Goal => Pull out each line of the data that includes the word "marker".

Records for this exercise =>
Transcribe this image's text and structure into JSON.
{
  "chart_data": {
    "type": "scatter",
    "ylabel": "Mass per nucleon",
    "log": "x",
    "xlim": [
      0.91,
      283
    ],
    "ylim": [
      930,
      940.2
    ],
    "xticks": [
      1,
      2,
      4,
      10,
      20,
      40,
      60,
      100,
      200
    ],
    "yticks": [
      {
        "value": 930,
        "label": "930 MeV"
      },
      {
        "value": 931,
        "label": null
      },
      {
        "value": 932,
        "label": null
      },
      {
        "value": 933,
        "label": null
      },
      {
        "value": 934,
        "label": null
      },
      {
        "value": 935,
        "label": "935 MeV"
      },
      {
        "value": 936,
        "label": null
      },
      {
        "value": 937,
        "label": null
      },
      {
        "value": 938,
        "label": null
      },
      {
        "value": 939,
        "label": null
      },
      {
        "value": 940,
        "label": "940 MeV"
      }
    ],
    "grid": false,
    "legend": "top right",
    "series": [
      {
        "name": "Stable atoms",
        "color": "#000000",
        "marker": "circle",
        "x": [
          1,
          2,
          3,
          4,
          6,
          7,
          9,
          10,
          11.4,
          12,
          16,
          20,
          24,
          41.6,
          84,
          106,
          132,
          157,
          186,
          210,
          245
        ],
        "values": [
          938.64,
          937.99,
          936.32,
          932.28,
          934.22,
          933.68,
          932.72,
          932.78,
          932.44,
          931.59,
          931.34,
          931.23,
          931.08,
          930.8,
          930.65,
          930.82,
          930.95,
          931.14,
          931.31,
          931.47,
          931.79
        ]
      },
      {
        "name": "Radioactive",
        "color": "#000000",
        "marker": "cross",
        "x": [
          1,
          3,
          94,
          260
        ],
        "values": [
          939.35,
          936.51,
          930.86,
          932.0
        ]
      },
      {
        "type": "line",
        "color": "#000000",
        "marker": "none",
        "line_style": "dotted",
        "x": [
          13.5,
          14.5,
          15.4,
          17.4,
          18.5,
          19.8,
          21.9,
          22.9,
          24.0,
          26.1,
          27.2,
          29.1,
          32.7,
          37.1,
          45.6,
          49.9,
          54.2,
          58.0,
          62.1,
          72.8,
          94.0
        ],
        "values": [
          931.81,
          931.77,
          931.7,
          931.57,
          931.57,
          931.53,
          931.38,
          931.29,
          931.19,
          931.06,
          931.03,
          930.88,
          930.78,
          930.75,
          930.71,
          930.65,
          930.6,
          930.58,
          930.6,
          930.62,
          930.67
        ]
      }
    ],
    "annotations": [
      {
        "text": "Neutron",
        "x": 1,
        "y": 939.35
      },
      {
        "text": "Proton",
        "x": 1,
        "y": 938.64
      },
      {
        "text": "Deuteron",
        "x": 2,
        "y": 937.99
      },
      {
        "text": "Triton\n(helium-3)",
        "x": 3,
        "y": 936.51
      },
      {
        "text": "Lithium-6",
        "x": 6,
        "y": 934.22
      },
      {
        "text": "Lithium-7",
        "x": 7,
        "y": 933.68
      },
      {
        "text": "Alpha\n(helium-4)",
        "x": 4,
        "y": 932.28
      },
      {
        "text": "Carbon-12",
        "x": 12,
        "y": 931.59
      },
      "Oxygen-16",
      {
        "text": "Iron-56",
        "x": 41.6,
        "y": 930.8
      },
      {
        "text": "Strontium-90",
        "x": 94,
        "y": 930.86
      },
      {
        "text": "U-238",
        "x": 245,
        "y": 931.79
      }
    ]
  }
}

Complete answer =>
        "marker": "circle",
        "marker": "cross",
        "marker": "none",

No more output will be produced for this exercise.